··· RAW RECORDS

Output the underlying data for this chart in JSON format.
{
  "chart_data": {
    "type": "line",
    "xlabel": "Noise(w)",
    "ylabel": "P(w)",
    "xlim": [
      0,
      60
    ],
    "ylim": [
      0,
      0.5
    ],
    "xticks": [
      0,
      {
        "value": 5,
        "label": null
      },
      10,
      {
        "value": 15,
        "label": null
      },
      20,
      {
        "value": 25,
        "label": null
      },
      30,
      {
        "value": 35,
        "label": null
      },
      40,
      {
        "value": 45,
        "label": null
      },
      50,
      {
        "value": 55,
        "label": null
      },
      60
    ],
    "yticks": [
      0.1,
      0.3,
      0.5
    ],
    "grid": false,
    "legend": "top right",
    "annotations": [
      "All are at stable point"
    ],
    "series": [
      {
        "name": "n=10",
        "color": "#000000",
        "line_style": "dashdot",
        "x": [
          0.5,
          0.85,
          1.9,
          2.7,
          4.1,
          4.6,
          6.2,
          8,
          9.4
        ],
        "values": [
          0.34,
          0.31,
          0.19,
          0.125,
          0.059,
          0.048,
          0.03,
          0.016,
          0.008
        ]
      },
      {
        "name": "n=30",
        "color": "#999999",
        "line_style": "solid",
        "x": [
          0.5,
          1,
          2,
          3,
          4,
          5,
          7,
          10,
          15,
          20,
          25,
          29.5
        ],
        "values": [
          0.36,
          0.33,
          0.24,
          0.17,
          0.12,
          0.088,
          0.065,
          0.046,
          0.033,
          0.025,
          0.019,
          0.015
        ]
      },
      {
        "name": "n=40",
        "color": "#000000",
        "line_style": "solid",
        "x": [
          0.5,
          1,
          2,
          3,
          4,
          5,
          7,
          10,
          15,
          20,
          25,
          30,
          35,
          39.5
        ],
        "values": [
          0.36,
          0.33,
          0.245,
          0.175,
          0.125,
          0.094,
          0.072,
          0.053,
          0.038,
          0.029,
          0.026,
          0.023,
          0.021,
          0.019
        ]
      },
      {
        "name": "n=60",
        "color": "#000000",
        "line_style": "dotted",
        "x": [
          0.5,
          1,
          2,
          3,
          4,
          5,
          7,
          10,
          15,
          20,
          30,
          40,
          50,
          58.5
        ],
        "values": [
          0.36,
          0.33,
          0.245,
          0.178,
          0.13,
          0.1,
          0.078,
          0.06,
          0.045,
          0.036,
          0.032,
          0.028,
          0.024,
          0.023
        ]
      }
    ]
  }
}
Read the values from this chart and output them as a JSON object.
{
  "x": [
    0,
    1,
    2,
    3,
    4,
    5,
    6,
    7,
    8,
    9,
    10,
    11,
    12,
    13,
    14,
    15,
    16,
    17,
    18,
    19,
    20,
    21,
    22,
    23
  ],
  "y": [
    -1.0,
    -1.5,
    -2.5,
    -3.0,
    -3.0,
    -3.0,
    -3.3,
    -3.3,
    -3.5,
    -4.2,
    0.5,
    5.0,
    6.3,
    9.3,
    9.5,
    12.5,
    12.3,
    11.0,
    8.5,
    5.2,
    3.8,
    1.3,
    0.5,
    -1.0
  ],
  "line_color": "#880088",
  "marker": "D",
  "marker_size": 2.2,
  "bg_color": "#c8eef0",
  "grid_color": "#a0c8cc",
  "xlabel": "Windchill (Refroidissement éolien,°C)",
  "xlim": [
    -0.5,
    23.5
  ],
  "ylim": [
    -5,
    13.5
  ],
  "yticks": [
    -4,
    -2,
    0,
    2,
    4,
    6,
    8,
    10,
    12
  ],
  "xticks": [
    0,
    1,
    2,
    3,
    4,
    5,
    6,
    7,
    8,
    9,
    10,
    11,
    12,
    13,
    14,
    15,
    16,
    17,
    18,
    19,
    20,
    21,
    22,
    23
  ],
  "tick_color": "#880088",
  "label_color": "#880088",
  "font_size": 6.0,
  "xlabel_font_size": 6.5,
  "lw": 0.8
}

······

__OBJECTIVE__
Set all of the entries down again, exactly as they were given.

__ANSWER TO THIS EXERCISE__
Output the underlying data for this chart in JSON format.
{
  "chart_data": {
    "type": "line",
    "xlabel": "Noise(w)",
    "ylabel": "P(w)",
    "xlim": [
      0,
      60
    ],
    "ylim": [
      0,
      0.5
    ],
    "xticks": [
      0,
      {
        "value": 5,
        "label": null
      },
      10,
      {
        "value": 15,
        "label": null
      },
      20,
      {
        "value": 25,
        "label": null
      },
      30,
      {
        "value": 35,
        "label": null
      },
      40,
      {
        "value": 45,
        "label": null
      },
      50,
      {
        "value": 55,
        "label": null
      },
      60
    ],
    "yticks": [
      0.1,
      0.3,
      0.5
    ],
    "grid": false,
    "legend": "top right",
    "annotations": [
      "All are at stable point"
    ],
    "series": [
      {
        "name": "n=10",
        "color": "#000000",
        "line_style": "dashdot",
        "x": [
          0.5,
          0.85,
          1.9,
          2.7,
          4.1,
          4.6,
          6.2,
          8,
          9.4
        ],
        "values": [
          0.34,
          0.31,
          0.19,
          0.125,
          0.059,
          0.048,
          0.03,
          0.016,
          0.008
        ]
      },
      {
        "name": "n=30",
        "color": "#999999",
        "line_style": "solid",
        "x": [
          0.5,
          1,
          2,
          3,
          4,
          5,
          7,
          10,
          15,
          20,
          25,
          29.5
        ],
        "values": [
          0.36,
          0.33,
          0.24,
          0.17,
          0.12,
          0.088,
          0.065,
          0.046,
          0.033,
          0.025,
          0.019,
          0.015
        ]
      },
      {
        "name": "n=40",
        "color": "#000000",
        "line_style": "solid",
        "x": [
          0.5,
          1,
          2,
          3,
          4,
          5,
          7,
          10,
          15,
          20,
          25,
          30,
          35,
          39.5
        ],
        "values": [
          0.36,
          0.33,
          0.245,
          0.175,
          0.125,
          0.094,
          0.072,
          0.053,
          0.038,
          0.029,
          0.026,
          0.023,
          0.021,
          0.019
        ]
      },
      {
        "name": "n=60",
        "color": "#000000",
        "line_style": "dotted",
        "x": [
          0.5,
          1,
          2,
          3,
          4,
          5,
          7,
          10,
          15,
          20,
          30,
          40,
          50,
          58.5
        ],
        "values": [
          0.36,
          0.33,
          0.245,
          0.178,
          0.13,
          0.1,
          0.078,
          0.06,
          0.045,
          0.036,
          0.032,
          0.028,
          0.024,
          0.023
        ]
      }
    ]
  }
}
Read the values from this chart and output them as a JSON object.
{
  "x": [
    0,
    1,
    2,
    3,
    4,
    5,
    6,
    7,
    8,
    9,
    10,
    11,
    12,
    13,
    14,
    15,
    16,
    17,
    18,
    19,
    20,
    21,
    22,
    23
  ],
  "y": [
    -1.0,
    -1.5,
    -2.5,
    -3.0,
    -3.0,
    -3.0,
    -3.3,
    -3.3,
    -3.5,
    -4.2,
    0.5,
    5.0,
    6.3,
    9.3,
    9.5,
    12.5,
    12.3,
    11.0,
    8.5,
    5.2,
    3.8,
    1.3,
    0.5,
    -1.0
  ],
  "line_color": "#880088",
  "marker": "D",
  "marker_size": 2.2,
  "bg_color": "#c8eef0",
  "grid_color": "#a0c8cc",
  "xlabel": "Windchill (Refroidissement éolien,°C)",
  "xlim": [
    -0.5,
    23.5
  ],
  "ylim": [
    -5,
    13.5
  ],
  "yticks": [
    -4,
    -2,
    0,
    2,
    4,
    6,
    8,
    10,
    12
  ],
  "xticks": [
    0,
    1,
    2,
    3,
    4,
    5,
    6,
    7,
    8,
    9,
    10,
    11,
    12,
    13,
    14,
    15,
    16,
    17,
    18,
    19,
    20,
    21,
    22,
    23
  ],
  "tick_color": "#880088",
  "label_color": "#880088",
  "font_size": 6.0,
  "xlabel_font_size": 6.5,
  "lw": 0.8
}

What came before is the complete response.